→ **Provided records**

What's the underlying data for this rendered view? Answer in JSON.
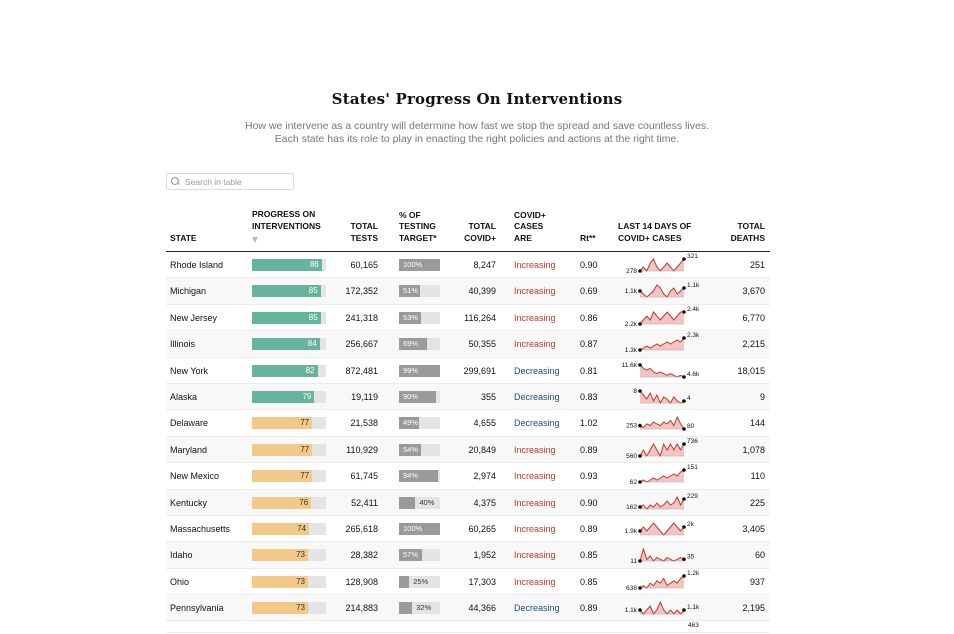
{
  "header": {
    "title": "States' Progress On Interventions",
    "subtitle_line1": "How we intervene as a country will determine how fast we stop the spread and save countless lives.",
    "subtitle_line2": "Each state has its role to play in enacting the right policies and actions at the right time."
  },
  "search": {
    "placeholder": "Search in table"
  },
  "colors": {
    "green": "#66b49d",
    "orange": "#f3c98a",
    "increasing": "#c0392b",
    "decreasing": "#1f4e79",
    "spark_line": "#c0392b",
    "spark_fill": "#f4c4c4"
  },
  "columns": {
    "state": "STATE",
    "progress_l1": "PROGRESS ON",
    "progress_l2": "INTERVENTIONS",
    "tests_l1": "TOTAL",
    "tests_l2": "TESTS",
    "target_l1": "% OF",
    "target_l2": "TESTING",
    "target_l3": "TARGET*",
    "covid_l1": "TOTAL",
    "covid_l2": "COVID+",
    "trend_l1": "COVID+",
    "trend_l2": "CASES",
    "trend_l3": "ARE",
    "rt": "Rt**",
    "spark_l1": "LAST 14 DAYS OF",
    "spark_l2": "COVID+ CASES",
    "deaths_l1": "TOTAL",
    "deaths_l2": "DEATHS"
  },
  "rows": [
    {
      "state": "Rhode Island",
      "progress": 86,
      "tests": "60,165",
      "target": 100,
      "target_label": "100%",
      "covid": "8,247",
      "trend": "Increasing",
      "rt": "0.90",
      "spark_start": "278",
      "spark_end": "321",
      "spark": [
        5,
        6,
        5,
        7,
        8,
        6,
        5,
        6,
        7,
        6,
        5,
        6,
        7,
        8
      ],
      "deaths": "251"
    },
    {
      "state": "Michigan",
      "progress": 85,
      "tests": "172,352",
      "target": 51,
      "target_label": "51%",
      "covid": "40,399",
      "trend": "Increasing",
      "rt": "0.69",
      "spark_start": "1.1k",
      "spark_end": "1.1k",
      "spark": [
        6,
        5,
        4,
        5,
        6,
        8,
        7,
        5,
        4,
        6,
        7,
        5,
        6,
        7
      ],
      "deaths": "3,670"
    },
    {
      "state": "New Jersey",
      "progress": 85,
      "tests": "241,318",
      "target": 53,
      "target_label": "53%",
      "covid": "116,264",
      "trend": "Increasing",
      "rt": "0.86",
      "spark_start": "2.2k",
      "spark_end": "2.4k",
      "spark": [
        5,
        6,
        7,
        6,
        8,
        7,
        6,
        7,
        8,
        7,
        6,
        7,
        8,
        8
      ],
      "deaths": "6,770"
    },
    {
      "state": "Illinois",
      "progress": 84,
      "tests": "256,667",
      "target": 69,
      "target_label": "69%",
      "covid": "50,355",
      "trend": "Increasing",
      "rt": "0.87",
      "spark_start": "1.3k",
      "spark_end": "2.3k",
      "spark": [
        3,
        4,
        5,
        4,
        5,
        6,
        5,
        6,
        7,
        6,
        7,
        8,
        7,
        9
      ],
      "deaths": "2,215"
    },
    {
      "state": "New York",
      "progress": 82,
      "tests": "872,481",
      "target": 99,
      "target_label": "99%",
      "covid": "299,691",
      "trend": "Decreasing",
      "rt": "0.81",
      "spark_start": "11.6k",
      "spark_end": "4.6k",
      "spark": [
        10,
        8,
        7,
        8,
        6,
        5,
        6,
        5,
        4,
        5,
        4,
        3,
        4,
        3
      ],
      "deaths": "18,015"
    },
    {
      "state": "Alaska",
      "progress": 79,
      "tests": "19,119",
      "target": 90,
      "target_label": "90%",
      "covid": "355",
      "trend": "Decreasing",
      "rt": "0.83",
      "spark_start": "8",
      "spark_end": "4",
      "spark": [
        8,
        6,
        4,
        7,
        3,
        6,
        2,
        5,
        4,
        2,
        5,
        3,
        2,
        3
      ],
      "deaths": "9"
    },
    {
      "state": "Delaware",
      "progress": 77,
      "tests": "21,538",
      "target": 49,
      "target_label": "49%",
      "covid": "4,655",
      "trend": "Decreasing",
      "rt": "1.02",
      "spark_start": "253",
      "spark_end": "80",
      "spark": [
        4,
        3,
        5,
        4,
        6,
        5,
        4,
        6,
        5,
        7,
        4,
        9,
        5,
        2
      ],
      "deaths": "144"
    },
    {
      "state": "Maryland",
      "progress": 77,
      "tests": "110,929",
      "target": 54,
      "target_label": "54%",
      "covid": "20,849",
      "trend": "Increasing",
      "rt": "0.89",
      "spark_start": "560",
      "spark_end": "736",
      "spark": [
        5,
        6,
        5,
        6,
        7,
        6,
        5,
        7,
        6,
        7,
        6,
        7,
        6,
        7
      ],
      "deaths": "1,078"
    },
    {
      "state": "New Mexico",
      "progress": 77,
      "tests": "61,745",
      "target": 94,
      "target_label": "94%",
      "covid": "2,974",
      "trend": "Increasing",
      "rt": "0.93",
      "spark_start": "62",
      "spark_end": "151",
      "spark": [
        3,
        4,
        3,
        4,
        5,
        4,
        5,
        6,
        5,
        6,
        7,
        6,
        8,
        9
      ],
      "deaths": "110"
    },
    {
      "state": "Kentucky",
      "progress": 76,
      "tests": "52,411",
      "target": 40,
      "target_label": "40%",
      "covid": "4,375",
      "trend": "Increasing",
      "rt": "0.90",
      "spark_start": "162",
      "spark_end": "229",
      "spark": [
        4,
        5,
        3,
        5,
        4,
        6,
        4,
        5,
        7,
        5,
        6,
        9,
        5,
        8
      ],
      "deaths": "225"
    },
    {
      "state": "Massachusetts",
      "progress": 74,
      "tests": "265,618",
      "target": 100,
      "target_label": "100%",
      "covid": "60,265",
      "trend": "Increasing",
      "rt": "0.89",
      "spark_start": "1.9k",
      "spark_end": "2k",
      "spark": [
        6,
        7,
        6,
        7,
        8,
        7,
        6,
        5,
        6,
        7,
        8,
        7,
        6,
        7
      ],
      "deaths": "3,405"
    },
    {
      "state": "Idaho",
      "progress": 73,
      "tests": "28,382",
      "target": 57,
      "target_label": "57%",
      "covid": "1,952",
      "trend": "Increasing",
      "rt": "0.85",
      "spark_start": "11",
      "spark_end": "35",
      "spark": [
        2,
        9,
        3,
        5,
        2,
        4,
        3,
        2,
        4,
        3,
        2,
        3,
        4,
        3
      ],
      "deaths": "60"
    },
    {
      "state": "Ohio",
      "progress": 73,
      "tests": "128,908",
      "target": 25,
      "target_label": "25%",
      "covid": "17,303",
      "trend": "Increasing",
      "rt": "0.85",
      "spark_start": "638",
      "spark_end": "1.2k",
      "spark": [
        3,
        4,
        3,
        5,
        4,
        6,
        5,
        7,
        4,
        5,
        6,
        5,
        7,
        8
      ],
      "deaths": "937"
    },
    {
      "state": "Pennsylvania",
      "progress": 73,
      "tests": "214,883",
      "target": 32,
      "target_label": "32%",
      "covid": "44,366",
      "trend": "Decreasing",
      "rt": "0.89",
      "spark_start": "1.1k",
      "spark_end": "1.1k",
      "spark": [
        6,
        5,
        6,
        7,
        5,
        6,
        8,
        6,
        5,
        6,
        5,
        6,
        5,
        6
      ],
      "deaths": "2,195"
    }
  ],
  "partial_row": {
    "spark_end": "463"
  }
}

→ **What is expected**
Identify every line where the string "TOTAL" appears.

→ **Answer to the exercise**
    "tests_l1": "TOTAL",
    "covid_l1": "TOTAL",
    "deaths_l1": "TOTAL",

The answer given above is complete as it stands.